--- HOW TO COMPLETE THIS TASK ---
Look through the listing below and report the lines that have the word "used" in them.
Start of PROVIDED DATA
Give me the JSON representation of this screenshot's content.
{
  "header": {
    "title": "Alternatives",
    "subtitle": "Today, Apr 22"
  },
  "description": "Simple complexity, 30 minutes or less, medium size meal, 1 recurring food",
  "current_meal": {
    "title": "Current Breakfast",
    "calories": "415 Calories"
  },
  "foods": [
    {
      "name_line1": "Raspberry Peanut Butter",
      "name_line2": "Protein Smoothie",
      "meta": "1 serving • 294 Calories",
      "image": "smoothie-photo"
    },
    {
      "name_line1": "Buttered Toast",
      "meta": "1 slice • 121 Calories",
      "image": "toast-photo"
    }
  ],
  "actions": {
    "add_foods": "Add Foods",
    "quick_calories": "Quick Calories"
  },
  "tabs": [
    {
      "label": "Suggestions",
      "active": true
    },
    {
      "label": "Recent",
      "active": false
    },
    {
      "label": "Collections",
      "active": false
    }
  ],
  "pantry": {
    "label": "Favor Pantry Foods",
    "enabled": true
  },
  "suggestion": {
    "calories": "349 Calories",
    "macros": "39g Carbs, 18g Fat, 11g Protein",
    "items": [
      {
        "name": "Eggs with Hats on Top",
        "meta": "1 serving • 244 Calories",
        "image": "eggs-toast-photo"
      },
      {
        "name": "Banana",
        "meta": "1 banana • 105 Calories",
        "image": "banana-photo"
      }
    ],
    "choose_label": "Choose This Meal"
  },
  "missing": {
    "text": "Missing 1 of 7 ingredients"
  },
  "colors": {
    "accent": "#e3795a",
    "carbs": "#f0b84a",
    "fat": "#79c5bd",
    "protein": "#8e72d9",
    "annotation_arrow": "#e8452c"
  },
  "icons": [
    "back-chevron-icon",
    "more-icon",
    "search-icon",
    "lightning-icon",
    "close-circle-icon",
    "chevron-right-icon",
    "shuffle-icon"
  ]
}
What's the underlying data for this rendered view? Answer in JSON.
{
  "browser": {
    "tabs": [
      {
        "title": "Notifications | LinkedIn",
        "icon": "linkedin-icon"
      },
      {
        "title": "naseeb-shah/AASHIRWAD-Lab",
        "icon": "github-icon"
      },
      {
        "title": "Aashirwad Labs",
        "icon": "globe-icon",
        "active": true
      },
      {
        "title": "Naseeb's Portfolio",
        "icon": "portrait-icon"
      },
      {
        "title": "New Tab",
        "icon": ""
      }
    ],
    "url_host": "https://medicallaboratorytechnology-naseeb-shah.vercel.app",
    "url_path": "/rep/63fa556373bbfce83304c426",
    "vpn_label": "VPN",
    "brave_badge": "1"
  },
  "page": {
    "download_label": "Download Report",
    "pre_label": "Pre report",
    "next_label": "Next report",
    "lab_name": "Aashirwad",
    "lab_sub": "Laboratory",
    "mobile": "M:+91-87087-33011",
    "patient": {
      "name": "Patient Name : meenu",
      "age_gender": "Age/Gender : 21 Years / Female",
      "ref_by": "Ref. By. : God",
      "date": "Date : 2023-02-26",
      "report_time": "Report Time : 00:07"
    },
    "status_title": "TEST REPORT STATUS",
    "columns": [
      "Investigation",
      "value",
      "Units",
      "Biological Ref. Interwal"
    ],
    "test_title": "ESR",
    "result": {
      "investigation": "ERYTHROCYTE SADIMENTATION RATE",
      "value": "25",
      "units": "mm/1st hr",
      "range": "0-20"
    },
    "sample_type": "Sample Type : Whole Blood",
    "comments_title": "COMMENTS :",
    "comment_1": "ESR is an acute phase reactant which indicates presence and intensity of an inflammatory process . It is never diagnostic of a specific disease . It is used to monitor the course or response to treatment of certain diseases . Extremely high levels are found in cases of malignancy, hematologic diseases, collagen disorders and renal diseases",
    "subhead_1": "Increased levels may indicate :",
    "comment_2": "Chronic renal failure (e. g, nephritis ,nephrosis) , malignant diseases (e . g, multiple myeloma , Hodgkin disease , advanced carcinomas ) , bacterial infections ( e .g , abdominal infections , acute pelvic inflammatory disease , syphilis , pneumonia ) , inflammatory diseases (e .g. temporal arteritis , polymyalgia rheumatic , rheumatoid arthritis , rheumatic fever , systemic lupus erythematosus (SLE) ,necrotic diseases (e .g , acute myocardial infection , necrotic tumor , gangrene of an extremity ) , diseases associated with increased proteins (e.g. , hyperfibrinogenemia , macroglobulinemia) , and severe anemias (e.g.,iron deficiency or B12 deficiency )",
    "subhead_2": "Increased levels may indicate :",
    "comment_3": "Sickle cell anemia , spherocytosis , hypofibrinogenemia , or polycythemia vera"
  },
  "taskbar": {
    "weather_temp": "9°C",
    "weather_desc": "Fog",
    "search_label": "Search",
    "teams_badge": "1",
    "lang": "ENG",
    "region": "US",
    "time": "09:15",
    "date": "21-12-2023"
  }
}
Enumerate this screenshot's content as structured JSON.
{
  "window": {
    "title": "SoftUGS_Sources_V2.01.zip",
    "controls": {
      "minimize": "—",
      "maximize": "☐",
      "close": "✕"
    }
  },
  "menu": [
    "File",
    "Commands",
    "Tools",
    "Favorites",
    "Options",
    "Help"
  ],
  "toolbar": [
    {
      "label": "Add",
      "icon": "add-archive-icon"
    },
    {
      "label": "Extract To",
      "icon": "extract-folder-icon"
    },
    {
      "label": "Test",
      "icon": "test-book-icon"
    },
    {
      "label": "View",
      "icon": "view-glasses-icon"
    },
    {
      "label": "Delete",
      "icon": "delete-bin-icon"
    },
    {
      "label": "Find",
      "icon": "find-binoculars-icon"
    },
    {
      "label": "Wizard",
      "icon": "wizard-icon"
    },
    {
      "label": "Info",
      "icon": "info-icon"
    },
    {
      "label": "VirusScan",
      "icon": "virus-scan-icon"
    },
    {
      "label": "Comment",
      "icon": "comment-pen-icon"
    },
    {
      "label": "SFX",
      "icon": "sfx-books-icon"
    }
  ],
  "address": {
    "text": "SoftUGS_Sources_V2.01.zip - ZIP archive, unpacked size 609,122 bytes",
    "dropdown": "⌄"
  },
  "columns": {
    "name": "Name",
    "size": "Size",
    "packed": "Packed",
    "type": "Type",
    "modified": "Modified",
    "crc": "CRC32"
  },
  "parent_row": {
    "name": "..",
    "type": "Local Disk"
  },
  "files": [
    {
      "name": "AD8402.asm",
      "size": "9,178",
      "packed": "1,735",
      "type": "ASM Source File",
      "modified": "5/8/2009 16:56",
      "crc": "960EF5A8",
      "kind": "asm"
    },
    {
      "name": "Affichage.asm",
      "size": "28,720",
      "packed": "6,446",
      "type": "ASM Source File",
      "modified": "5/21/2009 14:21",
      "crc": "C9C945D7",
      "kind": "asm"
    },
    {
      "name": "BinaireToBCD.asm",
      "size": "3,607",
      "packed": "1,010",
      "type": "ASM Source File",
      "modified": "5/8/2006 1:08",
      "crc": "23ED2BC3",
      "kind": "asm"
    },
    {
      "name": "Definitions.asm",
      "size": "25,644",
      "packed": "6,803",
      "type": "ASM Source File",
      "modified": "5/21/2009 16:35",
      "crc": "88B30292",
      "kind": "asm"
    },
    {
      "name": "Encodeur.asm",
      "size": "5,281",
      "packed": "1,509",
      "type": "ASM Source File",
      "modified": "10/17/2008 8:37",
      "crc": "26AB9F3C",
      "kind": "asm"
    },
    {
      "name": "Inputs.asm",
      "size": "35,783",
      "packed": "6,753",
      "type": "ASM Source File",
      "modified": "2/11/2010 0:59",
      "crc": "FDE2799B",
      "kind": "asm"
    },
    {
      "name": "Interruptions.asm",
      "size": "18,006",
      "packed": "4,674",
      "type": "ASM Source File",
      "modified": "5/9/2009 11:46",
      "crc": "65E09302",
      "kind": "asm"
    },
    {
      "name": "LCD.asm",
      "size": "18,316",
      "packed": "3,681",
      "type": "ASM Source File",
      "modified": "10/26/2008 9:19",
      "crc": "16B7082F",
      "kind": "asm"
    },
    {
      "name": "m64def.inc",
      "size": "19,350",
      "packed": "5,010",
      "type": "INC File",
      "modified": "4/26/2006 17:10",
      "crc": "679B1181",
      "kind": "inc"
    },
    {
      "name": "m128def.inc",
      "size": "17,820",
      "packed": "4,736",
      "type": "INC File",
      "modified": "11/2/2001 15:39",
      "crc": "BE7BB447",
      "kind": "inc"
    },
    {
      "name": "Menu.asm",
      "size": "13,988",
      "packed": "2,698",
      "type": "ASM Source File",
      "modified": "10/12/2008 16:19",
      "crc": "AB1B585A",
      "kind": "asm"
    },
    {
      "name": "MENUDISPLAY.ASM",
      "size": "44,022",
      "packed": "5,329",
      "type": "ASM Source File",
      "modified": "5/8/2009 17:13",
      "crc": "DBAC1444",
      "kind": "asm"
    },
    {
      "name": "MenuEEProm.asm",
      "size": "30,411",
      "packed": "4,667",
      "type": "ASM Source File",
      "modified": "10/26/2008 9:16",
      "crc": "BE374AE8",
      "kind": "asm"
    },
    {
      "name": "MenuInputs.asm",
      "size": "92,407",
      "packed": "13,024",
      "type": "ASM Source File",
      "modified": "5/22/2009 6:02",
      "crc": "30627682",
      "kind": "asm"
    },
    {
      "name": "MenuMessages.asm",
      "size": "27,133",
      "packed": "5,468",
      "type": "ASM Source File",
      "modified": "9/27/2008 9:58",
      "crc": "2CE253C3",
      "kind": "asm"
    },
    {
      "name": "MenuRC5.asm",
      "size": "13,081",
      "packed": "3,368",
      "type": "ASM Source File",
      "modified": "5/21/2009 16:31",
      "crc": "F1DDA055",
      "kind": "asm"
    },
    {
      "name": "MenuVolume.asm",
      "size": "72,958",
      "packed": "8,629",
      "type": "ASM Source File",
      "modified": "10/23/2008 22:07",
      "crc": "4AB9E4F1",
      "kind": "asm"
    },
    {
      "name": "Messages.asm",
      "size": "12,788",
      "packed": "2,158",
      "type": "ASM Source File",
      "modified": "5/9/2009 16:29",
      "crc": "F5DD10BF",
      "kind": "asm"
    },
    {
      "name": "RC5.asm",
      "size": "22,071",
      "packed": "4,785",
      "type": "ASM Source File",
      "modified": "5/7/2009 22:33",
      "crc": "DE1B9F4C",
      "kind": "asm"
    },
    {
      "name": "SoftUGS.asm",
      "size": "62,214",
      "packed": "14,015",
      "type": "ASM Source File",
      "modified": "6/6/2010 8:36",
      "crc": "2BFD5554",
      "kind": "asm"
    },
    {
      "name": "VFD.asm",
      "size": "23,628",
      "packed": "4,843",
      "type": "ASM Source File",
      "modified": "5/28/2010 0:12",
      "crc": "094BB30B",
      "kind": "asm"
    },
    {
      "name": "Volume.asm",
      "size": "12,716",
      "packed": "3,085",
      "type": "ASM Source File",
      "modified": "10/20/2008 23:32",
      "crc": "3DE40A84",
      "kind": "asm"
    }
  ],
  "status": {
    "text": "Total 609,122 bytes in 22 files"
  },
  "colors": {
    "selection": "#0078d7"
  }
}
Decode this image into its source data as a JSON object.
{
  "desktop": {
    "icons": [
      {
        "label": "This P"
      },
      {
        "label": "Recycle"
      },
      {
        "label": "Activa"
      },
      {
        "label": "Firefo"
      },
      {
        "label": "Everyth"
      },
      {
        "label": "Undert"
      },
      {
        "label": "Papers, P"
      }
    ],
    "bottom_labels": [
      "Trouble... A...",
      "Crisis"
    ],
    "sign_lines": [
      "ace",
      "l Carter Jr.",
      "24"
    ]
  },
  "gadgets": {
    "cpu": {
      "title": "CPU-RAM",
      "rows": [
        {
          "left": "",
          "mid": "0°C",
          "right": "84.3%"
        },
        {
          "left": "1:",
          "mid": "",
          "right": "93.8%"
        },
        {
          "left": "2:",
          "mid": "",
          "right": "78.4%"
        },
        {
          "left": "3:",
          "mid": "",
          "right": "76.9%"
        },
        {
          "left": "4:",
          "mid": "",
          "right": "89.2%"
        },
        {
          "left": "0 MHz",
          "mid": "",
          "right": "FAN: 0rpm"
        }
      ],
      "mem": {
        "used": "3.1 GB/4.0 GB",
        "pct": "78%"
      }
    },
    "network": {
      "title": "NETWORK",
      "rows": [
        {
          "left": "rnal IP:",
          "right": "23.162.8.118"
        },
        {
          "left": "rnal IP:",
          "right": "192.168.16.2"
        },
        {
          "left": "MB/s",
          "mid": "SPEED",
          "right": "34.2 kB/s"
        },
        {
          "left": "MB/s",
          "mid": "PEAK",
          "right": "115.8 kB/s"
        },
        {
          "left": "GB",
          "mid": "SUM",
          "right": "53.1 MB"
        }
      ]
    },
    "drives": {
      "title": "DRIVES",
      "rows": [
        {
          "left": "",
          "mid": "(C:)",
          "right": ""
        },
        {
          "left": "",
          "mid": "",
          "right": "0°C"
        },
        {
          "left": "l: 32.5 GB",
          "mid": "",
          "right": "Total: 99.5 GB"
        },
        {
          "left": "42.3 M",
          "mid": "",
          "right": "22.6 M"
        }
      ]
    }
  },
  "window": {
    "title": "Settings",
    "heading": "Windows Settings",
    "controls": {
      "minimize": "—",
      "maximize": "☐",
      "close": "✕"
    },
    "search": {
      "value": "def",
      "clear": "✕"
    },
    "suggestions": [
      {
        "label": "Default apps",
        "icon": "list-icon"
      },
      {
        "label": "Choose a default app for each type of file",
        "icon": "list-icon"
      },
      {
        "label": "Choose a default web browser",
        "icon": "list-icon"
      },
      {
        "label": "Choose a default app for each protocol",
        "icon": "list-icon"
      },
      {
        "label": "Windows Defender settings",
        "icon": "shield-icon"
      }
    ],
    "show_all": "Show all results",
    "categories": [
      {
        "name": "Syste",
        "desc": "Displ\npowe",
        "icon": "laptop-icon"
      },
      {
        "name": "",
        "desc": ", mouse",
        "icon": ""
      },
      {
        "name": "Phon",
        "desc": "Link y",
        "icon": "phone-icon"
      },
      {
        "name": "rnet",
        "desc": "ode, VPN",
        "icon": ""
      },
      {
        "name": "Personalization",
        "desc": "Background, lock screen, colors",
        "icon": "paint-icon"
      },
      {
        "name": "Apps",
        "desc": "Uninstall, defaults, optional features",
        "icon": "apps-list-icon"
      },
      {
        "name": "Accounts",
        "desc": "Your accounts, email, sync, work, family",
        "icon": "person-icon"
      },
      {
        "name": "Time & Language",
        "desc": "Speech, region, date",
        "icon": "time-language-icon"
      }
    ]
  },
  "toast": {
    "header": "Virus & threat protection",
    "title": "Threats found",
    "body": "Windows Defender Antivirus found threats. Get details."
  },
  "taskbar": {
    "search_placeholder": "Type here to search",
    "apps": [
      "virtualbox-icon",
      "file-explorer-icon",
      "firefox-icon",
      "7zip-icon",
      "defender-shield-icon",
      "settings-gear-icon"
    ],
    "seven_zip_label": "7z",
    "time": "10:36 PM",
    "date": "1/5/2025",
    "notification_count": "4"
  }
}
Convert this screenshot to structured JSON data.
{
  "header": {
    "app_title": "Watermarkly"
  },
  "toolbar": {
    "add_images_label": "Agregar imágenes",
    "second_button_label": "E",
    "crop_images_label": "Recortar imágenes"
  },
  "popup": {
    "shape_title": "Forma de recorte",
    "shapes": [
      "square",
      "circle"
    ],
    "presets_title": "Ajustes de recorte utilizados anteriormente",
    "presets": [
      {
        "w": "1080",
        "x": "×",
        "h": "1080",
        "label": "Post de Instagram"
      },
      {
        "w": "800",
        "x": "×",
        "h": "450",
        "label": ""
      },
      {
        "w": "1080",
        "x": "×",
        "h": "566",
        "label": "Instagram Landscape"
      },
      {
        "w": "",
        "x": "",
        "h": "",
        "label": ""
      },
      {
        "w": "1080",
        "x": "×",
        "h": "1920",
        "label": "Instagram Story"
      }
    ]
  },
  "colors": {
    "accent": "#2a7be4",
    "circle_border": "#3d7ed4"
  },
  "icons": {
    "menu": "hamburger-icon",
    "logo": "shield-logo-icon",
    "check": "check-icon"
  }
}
End of PROVIDED DATA
--- EXPECTED ANSWER ---
    "comment_1": "ESR is an acute phase reactant which indicates presence and intensity of an inflammatory process . It is never diagnostic of a specific disease . It is used to monitor the course or response to treatment of certain diseases . Extremely high levels are found in cases of malignancy, hematologic diseases, collagen disorders and renal diseases",
        "used": "3.1 GB/4.0 GB",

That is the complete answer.